Dataset items
--- --- ---

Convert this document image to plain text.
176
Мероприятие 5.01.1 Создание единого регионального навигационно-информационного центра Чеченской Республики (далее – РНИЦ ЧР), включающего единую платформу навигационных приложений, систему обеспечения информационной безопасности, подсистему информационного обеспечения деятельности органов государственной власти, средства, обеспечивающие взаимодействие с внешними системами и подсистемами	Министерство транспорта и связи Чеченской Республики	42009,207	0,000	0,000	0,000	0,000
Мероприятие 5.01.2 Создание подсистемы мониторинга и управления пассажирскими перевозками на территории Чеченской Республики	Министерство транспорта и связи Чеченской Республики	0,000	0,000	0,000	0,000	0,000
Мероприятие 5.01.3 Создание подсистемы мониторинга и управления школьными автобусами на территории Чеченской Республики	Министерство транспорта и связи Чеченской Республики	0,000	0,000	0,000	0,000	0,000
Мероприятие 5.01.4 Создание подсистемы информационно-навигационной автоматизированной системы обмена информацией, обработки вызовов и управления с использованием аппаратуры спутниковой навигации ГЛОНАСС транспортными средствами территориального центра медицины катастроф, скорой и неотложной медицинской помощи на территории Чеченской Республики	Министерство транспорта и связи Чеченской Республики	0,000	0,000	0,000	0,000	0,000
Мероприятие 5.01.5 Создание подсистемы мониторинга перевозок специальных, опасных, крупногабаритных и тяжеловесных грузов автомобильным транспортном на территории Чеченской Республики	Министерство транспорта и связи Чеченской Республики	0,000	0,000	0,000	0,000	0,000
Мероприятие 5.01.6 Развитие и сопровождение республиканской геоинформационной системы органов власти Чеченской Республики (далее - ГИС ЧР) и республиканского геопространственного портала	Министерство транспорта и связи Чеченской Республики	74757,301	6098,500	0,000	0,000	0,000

--- --- ---

- The exercise -
In the records above, locate every line with the string "органов" and copy it.

- Worked solution -
Мероприятие 5.01.1 Создание единого регионального навигационно-информационного центра Чеченской Республики (далее – РНИЦ ЧР), включающего единую платформу навигационных приложений, систему обеспечения информационной безопасности, подсистему информационного обеспечения деятельности органов государственной власти, средства, обеспечивающие взаимодействие с внешними системами и подсистемами	Министерство транспорта и связи Чеченской Республики	42009,207	0,000	0,000	0,000	0,000
Мероприятие 5.01.6 Развитие и сопровождение республиканской геоинформационной системы органов власти Чеченской Республики (далее - ГИС ЧР) и республиканского геопространственного портала	Министерство транспорта и связи Чеченской Республики	74757,301	6098,500	0,000	0,000	0,000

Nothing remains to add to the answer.